Go through the listing beneath this task and return every line that carries the string "codes".

Data excerpts:

#####

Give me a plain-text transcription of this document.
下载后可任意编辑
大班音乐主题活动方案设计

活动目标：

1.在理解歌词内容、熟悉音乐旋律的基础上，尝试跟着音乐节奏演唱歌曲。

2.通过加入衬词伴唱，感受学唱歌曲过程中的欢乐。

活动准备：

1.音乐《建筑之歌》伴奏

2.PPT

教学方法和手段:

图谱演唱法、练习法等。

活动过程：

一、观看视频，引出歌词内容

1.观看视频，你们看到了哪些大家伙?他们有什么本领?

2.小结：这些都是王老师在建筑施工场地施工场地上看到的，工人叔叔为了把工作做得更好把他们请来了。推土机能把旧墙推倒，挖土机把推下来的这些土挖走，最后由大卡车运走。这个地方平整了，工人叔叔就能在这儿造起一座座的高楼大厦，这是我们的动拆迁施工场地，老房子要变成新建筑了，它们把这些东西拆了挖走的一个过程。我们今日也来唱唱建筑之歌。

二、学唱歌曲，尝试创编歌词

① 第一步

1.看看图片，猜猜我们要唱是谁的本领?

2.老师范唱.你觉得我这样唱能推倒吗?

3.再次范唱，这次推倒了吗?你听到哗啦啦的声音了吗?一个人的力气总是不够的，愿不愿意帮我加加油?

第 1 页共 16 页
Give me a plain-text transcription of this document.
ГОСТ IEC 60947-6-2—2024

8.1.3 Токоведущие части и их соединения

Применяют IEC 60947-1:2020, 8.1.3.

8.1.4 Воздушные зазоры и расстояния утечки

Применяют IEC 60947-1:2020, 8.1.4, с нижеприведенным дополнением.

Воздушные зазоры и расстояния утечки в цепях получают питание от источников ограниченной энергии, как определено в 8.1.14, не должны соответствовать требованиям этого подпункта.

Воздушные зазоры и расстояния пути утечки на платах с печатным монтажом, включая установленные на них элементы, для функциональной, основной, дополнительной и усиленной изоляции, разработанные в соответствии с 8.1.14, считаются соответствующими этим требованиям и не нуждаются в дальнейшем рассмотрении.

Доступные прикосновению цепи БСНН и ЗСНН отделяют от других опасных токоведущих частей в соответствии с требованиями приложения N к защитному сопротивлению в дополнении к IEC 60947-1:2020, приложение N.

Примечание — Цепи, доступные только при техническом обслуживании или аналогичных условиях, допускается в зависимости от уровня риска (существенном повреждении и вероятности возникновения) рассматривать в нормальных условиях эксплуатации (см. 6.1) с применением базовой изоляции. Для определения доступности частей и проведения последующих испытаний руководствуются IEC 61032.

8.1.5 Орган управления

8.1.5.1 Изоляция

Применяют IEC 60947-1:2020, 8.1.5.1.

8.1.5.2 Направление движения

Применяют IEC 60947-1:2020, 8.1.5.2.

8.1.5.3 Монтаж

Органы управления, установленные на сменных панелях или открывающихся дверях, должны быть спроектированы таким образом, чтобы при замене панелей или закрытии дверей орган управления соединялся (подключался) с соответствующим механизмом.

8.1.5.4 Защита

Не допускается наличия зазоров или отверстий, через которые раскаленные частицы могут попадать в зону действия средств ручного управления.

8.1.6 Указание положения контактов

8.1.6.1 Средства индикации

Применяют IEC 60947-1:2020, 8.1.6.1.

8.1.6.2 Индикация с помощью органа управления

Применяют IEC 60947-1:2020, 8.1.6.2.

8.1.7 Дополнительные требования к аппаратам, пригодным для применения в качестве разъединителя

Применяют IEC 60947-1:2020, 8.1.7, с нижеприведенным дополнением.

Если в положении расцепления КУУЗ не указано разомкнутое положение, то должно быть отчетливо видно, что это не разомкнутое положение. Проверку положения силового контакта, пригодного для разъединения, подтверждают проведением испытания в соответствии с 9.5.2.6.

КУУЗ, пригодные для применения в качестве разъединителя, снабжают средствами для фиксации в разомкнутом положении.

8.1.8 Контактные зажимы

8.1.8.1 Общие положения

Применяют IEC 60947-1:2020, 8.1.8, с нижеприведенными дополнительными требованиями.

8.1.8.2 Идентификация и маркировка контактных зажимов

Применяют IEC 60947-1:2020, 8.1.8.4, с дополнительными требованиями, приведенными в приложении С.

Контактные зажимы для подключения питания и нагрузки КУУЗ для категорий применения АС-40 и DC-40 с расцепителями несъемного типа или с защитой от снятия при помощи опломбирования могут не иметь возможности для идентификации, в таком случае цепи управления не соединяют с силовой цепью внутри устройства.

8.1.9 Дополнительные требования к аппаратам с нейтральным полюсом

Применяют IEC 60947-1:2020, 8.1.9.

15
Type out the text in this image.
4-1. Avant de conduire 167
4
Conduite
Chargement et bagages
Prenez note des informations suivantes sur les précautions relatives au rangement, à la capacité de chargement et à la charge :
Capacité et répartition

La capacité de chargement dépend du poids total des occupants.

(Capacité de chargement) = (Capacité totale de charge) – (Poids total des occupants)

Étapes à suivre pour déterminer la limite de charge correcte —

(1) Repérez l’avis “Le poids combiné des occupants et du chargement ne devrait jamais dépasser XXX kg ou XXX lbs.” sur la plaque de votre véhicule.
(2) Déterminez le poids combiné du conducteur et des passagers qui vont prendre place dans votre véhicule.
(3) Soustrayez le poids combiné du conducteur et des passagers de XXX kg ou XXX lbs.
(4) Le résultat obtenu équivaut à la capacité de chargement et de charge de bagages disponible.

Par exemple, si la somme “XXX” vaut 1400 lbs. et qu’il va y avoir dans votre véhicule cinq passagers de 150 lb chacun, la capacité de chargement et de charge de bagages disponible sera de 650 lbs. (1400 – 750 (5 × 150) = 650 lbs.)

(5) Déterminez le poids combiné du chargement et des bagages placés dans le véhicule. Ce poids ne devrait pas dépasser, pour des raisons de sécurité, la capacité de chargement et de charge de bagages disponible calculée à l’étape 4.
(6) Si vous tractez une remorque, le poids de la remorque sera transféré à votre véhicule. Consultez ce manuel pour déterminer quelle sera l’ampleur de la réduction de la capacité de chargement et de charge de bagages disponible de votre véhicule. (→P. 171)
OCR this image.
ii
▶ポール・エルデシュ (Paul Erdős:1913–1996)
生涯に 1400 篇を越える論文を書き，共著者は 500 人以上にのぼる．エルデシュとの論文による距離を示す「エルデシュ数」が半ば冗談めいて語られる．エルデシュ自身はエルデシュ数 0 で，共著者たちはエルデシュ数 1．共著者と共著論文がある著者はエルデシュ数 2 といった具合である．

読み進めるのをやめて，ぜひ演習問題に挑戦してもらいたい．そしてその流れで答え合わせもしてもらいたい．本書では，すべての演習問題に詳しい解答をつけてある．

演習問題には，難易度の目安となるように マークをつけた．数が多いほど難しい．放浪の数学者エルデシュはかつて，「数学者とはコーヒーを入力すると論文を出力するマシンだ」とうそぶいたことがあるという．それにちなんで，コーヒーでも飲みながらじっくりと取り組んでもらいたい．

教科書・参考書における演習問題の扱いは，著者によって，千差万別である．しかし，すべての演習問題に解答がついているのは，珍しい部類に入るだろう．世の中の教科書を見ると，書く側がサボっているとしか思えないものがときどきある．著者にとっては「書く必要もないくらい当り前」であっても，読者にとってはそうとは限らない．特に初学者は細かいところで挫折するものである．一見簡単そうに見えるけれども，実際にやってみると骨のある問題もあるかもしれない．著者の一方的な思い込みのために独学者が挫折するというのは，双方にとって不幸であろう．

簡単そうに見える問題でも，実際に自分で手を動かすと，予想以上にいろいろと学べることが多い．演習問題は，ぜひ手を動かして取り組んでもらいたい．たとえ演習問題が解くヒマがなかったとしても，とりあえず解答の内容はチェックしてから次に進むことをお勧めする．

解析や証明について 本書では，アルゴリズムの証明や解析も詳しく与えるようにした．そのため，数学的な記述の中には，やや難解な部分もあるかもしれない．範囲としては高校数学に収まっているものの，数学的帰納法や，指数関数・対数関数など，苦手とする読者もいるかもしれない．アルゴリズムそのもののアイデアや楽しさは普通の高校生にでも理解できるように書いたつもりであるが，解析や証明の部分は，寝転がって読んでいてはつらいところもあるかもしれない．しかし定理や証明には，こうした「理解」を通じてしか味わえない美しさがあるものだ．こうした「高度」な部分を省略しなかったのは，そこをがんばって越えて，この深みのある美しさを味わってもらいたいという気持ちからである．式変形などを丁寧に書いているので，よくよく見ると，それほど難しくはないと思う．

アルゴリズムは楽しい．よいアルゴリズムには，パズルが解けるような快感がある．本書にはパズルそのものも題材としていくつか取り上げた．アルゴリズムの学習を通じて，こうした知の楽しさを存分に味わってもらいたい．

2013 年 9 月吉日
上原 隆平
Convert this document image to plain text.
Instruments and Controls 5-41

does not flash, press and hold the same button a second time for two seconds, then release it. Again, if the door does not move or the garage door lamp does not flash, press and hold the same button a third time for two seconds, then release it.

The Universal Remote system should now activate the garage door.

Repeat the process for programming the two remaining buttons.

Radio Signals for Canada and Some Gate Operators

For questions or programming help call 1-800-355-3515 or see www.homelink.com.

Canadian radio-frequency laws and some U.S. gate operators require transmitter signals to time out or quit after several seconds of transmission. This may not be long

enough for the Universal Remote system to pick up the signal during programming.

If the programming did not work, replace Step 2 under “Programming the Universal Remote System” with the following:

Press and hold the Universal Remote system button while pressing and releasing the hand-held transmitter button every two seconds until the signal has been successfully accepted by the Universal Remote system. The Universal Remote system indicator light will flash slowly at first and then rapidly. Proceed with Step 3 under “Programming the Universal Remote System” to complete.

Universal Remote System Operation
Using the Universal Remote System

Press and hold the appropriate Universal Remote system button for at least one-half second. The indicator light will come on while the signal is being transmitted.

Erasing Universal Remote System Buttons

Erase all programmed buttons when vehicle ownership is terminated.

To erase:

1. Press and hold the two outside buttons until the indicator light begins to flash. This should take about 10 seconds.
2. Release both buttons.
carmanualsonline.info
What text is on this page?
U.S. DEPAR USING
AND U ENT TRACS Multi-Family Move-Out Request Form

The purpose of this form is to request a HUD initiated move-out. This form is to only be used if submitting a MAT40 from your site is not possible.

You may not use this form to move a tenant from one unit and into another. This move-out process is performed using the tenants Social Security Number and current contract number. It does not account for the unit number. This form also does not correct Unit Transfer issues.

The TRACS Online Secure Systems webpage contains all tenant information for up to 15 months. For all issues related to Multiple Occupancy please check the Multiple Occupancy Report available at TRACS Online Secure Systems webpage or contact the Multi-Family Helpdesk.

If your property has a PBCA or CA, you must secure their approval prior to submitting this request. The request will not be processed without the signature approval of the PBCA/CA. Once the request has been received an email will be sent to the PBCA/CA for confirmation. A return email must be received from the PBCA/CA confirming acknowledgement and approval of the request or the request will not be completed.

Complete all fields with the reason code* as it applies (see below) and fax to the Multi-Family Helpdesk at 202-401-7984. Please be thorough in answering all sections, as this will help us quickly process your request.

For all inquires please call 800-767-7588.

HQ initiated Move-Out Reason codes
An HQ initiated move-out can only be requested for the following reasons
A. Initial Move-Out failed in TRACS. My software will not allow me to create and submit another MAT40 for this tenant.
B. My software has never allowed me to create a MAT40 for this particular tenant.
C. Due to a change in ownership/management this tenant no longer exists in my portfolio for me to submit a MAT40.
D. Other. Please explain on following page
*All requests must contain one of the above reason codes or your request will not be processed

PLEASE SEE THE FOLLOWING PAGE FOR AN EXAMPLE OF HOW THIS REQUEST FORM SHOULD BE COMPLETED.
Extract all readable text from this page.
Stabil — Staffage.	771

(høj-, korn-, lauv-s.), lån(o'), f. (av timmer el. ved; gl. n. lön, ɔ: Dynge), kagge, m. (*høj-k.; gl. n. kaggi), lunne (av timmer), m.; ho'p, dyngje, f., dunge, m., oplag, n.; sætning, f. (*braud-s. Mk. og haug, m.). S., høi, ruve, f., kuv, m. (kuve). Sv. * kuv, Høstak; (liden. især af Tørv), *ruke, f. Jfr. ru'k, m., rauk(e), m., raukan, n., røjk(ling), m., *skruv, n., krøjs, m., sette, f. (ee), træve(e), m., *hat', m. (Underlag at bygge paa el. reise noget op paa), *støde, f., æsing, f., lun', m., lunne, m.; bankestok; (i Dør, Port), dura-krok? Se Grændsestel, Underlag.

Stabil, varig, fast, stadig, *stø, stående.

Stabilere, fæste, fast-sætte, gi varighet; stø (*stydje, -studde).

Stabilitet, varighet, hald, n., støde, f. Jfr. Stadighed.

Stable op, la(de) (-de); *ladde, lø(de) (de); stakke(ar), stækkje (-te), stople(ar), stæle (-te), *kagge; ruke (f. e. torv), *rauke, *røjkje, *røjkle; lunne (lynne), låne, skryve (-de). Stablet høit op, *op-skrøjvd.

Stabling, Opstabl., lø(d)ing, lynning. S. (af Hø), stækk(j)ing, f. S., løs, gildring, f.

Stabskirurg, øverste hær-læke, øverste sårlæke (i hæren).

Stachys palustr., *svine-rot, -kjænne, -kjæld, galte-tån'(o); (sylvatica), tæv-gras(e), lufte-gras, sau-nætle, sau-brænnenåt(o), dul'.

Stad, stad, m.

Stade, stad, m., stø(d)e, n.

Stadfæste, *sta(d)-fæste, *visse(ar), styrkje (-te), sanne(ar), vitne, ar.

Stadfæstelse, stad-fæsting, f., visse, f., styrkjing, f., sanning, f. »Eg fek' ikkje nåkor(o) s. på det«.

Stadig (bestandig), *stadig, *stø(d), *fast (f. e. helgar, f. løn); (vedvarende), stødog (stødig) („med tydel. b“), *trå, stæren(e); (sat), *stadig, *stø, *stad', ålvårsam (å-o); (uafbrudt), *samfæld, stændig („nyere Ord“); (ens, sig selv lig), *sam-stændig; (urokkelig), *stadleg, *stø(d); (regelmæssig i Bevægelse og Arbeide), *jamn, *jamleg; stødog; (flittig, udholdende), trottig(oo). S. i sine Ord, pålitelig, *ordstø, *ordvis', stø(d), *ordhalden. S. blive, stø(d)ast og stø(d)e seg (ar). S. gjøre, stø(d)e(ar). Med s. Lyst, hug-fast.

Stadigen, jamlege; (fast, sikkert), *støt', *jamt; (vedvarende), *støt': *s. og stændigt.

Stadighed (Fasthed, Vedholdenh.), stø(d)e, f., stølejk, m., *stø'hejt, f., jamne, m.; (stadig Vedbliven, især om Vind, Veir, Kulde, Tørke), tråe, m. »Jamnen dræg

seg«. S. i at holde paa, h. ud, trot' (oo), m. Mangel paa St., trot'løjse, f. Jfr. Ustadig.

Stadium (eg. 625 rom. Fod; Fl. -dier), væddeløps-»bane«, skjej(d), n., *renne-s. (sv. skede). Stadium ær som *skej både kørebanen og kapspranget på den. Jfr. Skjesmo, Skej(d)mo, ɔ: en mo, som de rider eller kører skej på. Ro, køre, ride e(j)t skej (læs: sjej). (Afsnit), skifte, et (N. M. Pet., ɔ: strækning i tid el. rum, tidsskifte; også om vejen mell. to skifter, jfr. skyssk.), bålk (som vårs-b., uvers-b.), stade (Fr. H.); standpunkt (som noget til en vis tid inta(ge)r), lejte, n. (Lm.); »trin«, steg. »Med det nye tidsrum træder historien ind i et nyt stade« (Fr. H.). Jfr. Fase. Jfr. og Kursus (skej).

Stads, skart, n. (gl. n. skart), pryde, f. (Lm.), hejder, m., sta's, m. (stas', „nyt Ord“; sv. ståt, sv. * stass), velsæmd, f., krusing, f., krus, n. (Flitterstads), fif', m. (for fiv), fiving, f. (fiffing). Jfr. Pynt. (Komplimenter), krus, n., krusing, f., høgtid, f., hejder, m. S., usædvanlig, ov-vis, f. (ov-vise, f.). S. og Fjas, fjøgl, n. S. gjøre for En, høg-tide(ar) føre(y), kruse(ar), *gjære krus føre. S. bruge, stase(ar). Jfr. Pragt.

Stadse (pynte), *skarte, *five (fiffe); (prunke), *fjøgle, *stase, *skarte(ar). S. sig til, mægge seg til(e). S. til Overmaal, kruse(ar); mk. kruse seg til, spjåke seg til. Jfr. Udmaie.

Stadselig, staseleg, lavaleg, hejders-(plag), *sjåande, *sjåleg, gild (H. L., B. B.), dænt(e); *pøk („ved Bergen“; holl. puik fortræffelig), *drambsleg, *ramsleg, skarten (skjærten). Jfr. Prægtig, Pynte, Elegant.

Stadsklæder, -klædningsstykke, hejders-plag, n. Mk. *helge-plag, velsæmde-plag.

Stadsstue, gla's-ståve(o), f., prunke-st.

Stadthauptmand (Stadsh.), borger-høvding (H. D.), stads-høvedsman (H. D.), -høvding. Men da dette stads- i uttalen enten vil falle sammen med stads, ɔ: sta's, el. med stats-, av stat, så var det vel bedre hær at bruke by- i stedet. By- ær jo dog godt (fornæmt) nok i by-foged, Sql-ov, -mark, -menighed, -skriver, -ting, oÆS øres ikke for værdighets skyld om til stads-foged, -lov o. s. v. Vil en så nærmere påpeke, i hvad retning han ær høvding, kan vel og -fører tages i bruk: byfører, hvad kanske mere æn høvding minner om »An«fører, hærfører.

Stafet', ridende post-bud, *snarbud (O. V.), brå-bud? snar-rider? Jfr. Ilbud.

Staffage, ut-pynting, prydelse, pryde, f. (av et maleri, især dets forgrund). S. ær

#####

Exercise output:
HQ initiated Move-Out Reason codes
*All requests must contain one of the above reason codes or your request will not be processed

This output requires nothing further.